_Aim of the task_
Print all of the data exactly as written.

_Source data_
++++++++

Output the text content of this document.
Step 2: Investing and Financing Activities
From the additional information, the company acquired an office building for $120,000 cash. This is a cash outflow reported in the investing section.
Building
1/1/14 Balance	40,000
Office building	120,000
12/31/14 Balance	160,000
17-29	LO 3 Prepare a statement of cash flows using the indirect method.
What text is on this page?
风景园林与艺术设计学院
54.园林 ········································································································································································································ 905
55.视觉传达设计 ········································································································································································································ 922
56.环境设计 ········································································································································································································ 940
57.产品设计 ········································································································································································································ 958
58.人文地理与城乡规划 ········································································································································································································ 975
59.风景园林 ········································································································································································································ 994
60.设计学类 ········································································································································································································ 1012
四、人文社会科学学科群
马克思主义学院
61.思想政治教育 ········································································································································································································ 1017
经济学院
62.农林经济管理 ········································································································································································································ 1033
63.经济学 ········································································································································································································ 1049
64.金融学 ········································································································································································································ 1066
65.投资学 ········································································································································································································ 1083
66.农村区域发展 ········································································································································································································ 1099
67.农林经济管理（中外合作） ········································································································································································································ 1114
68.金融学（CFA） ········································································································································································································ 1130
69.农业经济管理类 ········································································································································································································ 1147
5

++++++++

_Result for this task_
Output the text content of this document.
Step 2: Investing and Financing Activities
From the additional information, the company acquired an office building for $120,000 cash. This is a cash outflow reported in the investing section.
Building
1/1/14 Balance	40,000
Office building	120,000
12/31/14 Balance	160,000
17-29	LO 3 Prepare a statement of cash flows using the indirect method.
What text is on this page?
风景园林与艺术设计学院
54.园林 ········································································································································································································ 905
55.视觉传达设计 ········································································································································································································ 922
56.环境设计 ········································································································································································································ 940
57.产品设计 ········································································································································································································ 958
58.人文地理与城乡规划 ········································································································································································································ 975
59.风景园林 ········································································································································································································ 994
60.设计学类 ········································································································································································································ 1012
四、人文社会科学学科群
马克思主义学院
61.思想政治教育 ········································································································································································································ 1017
经济学院
62.农林经济管理 ········································································································································································································ 1033
63.经济学 ········································································································································································································ 1049
64.金融学 ········································································································································································································ 1066
65.投资学 ········································································································································································································ 1083
66.农村区域发展 ········································································································································································································ 1099
67.农林经济管理（中外合作） ········································································································································································································ 1114
68.金融学（CFA） ········································································································································································································ 1130
69.农业经济管理类 ········································································································································································································ 1147
5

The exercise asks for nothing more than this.